• _Given request_
Look for the word "päätöksentekoa" in the entries below, then copy every line that has it.

(Data listing)
--- Begin ---
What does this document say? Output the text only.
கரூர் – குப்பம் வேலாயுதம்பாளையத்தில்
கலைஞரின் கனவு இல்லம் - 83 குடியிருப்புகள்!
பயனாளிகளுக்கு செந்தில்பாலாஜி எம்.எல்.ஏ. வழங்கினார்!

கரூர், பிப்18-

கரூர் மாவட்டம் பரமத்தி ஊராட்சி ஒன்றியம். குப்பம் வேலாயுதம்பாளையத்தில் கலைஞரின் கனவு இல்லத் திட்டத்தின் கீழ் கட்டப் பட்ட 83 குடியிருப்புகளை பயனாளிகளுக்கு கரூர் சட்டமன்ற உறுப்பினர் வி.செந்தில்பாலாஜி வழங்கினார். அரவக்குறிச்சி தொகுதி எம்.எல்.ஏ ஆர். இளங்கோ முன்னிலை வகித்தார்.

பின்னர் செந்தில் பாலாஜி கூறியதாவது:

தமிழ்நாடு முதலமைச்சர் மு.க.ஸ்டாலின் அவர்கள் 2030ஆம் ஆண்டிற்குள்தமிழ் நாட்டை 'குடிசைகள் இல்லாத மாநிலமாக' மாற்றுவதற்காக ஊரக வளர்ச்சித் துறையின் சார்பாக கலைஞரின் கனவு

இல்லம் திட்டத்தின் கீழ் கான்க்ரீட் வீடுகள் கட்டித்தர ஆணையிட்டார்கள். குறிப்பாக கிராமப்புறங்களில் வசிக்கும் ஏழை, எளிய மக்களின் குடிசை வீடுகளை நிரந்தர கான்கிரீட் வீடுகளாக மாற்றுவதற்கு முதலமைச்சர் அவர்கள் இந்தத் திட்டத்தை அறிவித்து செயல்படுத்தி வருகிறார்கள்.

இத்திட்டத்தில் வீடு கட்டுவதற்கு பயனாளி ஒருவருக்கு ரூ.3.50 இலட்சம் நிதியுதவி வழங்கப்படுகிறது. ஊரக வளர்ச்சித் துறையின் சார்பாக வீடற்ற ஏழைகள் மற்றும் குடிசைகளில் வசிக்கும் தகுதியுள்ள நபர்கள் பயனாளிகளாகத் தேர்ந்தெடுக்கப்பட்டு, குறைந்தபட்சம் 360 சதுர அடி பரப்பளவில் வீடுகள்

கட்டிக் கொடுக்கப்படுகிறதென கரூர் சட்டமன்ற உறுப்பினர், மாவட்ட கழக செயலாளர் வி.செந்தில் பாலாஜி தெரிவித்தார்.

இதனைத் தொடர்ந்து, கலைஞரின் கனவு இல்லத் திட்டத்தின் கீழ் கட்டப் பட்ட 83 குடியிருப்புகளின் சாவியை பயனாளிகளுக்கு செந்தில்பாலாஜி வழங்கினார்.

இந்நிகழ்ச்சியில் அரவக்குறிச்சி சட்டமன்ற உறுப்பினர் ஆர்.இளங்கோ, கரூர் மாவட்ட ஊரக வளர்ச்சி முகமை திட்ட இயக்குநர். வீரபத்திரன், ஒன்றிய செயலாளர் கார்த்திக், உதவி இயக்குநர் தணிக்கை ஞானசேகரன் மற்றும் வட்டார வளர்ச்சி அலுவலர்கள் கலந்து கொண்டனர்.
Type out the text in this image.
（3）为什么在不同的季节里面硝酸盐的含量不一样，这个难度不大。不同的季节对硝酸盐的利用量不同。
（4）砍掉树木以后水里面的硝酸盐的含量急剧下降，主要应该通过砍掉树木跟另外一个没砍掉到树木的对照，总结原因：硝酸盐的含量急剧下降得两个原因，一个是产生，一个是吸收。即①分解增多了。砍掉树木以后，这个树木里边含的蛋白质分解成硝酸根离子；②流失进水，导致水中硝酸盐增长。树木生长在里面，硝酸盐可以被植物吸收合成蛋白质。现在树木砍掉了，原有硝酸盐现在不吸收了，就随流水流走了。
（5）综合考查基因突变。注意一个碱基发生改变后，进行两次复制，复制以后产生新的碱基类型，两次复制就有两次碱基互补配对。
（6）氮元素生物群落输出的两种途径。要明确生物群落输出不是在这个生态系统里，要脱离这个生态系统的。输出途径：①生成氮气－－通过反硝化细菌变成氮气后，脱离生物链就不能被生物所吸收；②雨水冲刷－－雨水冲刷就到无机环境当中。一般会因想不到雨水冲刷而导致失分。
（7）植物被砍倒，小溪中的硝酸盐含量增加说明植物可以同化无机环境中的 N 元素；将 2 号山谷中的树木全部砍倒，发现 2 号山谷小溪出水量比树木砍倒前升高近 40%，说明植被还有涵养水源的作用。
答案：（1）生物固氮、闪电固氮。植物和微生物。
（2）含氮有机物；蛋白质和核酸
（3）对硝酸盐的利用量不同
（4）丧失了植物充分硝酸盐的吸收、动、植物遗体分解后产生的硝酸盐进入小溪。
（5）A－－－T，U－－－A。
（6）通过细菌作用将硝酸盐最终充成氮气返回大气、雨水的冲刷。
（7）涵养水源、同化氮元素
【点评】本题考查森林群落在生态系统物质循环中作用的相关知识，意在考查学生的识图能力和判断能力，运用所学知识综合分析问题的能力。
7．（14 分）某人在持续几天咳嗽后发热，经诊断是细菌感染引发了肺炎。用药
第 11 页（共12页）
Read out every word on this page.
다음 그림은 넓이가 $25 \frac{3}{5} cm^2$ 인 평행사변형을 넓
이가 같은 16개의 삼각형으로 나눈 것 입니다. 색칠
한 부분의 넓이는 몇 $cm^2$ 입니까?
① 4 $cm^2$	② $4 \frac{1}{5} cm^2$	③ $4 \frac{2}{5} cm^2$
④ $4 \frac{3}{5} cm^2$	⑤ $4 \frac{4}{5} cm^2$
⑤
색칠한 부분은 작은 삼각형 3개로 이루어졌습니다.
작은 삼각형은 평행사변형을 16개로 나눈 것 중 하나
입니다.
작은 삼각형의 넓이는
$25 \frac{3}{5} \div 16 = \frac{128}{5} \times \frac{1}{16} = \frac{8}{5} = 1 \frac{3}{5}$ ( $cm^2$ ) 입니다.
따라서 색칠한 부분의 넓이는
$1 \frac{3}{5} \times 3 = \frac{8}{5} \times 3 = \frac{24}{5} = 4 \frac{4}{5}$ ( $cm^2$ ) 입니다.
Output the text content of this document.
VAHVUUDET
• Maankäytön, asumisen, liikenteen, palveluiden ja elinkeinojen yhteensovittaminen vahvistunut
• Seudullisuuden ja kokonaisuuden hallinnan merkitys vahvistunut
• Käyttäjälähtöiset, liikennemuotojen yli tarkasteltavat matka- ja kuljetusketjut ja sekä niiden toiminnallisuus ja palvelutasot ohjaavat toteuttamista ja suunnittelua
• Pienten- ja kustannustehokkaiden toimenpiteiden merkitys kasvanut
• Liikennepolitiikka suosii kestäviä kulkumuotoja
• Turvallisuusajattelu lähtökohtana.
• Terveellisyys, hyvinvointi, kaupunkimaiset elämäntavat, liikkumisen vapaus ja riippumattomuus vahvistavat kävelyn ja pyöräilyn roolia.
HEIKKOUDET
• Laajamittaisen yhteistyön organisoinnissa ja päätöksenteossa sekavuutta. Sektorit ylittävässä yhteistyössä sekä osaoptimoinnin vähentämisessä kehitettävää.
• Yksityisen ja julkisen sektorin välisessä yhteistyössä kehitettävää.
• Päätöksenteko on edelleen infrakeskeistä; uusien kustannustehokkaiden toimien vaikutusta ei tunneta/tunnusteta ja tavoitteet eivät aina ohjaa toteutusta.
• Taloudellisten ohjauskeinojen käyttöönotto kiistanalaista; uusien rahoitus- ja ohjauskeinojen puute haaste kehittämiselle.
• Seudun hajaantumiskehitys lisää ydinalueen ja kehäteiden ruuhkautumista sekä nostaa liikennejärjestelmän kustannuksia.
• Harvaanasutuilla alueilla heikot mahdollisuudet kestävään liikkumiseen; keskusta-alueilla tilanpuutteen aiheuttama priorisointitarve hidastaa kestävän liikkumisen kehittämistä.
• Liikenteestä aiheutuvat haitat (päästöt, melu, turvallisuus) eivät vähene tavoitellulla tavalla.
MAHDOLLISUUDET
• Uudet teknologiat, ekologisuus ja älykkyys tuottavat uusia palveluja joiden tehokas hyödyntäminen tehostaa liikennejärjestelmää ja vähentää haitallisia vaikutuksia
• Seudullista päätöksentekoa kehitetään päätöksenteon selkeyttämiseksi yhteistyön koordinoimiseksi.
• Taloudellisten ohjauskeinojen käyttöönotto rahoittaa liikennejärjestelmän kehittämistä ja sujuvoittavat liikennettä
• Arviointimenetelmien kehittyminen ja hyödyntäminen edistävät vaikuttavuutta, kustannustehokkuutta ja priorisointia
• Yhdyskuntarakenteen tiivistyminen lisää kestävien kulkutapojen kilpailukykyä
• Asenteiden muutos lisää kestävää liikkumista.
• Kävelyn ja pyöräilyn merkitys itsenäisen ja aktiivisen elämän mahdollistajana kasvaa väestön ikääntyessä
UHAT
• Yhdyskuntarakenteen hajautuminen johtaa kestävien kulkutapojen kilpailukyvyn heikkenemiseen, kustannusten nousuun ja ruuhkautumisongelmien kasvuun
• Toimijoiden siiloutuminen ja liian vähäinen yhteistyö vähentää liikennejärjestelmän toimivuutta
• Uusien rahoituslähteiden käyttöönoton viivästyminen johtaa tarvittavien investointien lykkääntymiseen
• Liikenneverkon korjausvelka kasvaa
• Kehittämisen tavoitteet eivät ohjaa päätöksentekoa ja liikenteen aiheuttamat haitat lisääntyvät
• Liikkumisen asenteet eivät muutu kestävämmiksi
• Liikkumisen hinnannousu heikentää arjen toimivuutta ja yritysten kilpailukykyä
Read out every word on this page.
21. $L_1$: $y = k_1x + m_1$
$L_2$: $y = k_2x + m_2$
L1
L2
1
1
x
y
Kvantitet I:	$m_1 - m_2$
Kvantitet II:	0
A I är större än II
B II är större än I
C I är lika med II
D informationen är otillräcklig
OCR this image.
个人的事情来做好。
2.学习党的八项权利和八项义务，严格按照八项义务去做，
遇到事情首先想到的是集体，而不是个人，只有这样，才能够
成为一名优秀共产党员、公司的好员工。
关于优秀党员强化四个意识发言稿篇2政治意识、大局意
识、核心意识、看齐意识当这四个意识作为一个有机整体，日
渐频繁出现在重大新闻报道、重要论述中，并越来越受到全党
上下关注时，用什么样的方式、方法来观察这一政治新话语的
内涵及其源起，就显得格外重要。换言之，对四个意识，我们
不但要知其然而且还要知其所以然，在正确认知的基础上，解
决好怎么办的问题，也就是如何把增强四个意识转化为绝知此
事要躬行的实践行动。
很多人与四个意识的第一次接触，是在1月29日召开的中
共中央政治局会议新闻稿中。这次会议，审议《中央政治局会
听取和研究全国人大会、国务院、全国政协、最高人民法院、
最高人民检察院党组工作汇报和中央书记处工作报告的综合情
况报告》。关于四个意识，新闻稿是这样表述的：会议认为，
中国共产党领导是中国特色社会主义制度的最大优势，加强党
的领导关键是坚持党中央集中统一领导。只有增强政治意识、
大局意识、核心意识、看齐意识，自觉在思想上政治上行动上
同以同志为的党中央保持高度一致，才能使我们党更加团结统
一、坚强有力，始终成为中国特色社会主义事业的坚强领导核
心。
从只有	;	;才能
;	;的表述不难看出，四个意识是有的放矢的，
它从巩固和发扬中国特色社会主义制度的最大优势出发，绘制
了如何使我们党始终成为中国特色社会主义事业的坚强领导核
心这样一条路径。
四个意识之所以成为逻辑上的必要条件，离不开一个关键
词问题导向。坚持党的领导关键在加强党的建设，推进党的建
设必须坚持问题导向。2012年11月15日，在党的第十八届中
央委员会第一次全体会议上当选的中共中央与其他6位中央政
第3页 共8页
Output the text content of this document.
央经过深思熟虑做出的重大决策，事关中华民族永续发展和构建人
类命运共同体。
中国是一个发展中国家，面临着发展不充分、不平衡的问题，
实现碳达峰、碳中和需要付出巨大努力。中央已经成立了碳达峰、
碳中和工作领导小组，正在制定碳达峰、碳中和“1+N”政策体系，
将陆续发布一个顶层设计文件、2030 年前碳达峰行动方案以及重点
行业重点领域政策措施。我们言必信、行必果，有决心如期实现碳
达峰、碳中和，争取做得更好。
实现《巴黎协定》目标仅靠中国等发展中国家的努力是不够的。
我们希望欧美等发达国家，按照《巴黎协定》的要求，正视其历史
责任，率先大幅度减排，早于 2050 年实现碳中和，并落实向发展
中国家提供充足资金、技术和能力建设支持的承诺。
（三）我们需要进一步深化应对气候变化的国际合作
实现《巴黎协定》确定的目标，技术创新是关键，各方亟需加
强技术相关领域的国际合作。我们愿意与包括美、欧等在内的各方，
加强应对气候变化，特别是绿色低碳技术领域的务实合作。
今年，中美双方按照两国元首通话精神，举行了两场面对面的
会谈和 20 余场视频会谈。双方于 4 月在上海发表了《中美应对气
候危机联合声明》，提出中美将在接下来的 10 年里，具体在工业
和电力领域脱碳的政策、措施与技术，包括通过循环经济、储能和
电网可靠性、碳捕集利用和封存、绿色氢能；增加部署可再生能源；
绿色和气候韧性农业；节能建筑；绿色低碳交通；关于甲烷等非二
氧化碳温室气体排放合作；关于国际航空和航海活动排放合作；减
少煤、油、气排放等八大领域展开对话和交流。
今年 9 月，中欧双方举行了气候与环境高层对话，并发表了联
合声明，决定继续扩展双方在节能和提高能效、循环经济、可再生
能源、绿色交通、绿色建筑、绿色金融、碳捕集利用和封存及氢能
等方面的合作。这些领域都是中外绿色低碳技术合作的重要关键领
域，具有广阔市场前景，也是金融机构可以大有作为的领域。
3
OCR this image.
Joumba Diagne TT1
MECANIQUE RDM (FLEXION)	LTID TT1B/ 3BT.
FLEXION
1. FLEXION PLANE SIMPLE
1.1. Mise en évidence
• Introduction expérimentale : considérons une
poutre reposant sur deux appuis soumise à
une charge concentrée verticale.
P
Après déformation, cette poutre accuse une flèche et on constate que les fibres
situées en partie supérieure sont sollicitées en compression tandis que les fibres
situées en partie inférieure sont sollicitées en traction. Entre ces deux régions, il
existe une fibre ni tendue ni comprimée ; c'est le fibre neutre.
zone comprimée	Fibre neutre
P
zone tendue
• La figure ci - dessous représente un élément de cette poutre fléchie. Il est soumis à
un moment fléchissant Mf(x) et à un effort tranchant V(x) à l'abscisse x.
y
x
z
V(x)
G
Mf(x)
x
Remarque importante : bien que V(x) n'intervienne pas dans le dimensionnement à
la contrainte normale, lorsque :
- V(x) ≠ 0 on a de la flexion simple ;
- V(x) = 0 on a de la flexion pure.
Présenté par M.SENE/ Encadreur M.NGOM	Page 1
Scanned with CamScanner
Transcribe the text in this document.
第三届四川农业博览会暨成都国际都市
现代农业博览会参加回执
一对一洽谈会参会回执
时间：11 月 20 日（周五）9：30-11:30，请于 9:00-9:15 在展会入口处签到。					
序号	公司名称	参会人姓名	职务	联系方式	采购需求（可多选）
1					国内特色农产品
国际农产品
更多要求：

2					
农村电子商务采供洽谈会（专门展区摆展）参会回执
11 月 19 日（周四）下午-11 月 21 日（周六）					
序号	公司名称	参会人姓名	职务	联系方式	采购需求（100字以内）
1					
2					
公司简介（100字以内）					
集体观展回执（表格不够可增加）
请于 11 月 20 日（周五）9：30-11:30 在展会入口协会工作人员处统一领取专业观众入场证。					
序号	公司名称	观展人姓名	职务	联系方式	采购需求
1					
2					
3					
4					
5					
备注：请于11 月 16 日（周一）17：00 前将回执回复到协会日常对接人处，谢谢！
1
--- End ---
• _Task solution_
• Seudullista päätöksentekoa kehitetään päätöksenteon selkeyttämiseksi yhteistyön koordinoimiseksi.
• Kehittämisen tavoitteet eivät ohjaa päätöksentekoa ja liikenteen aiheuttamat haitat lisääntyvät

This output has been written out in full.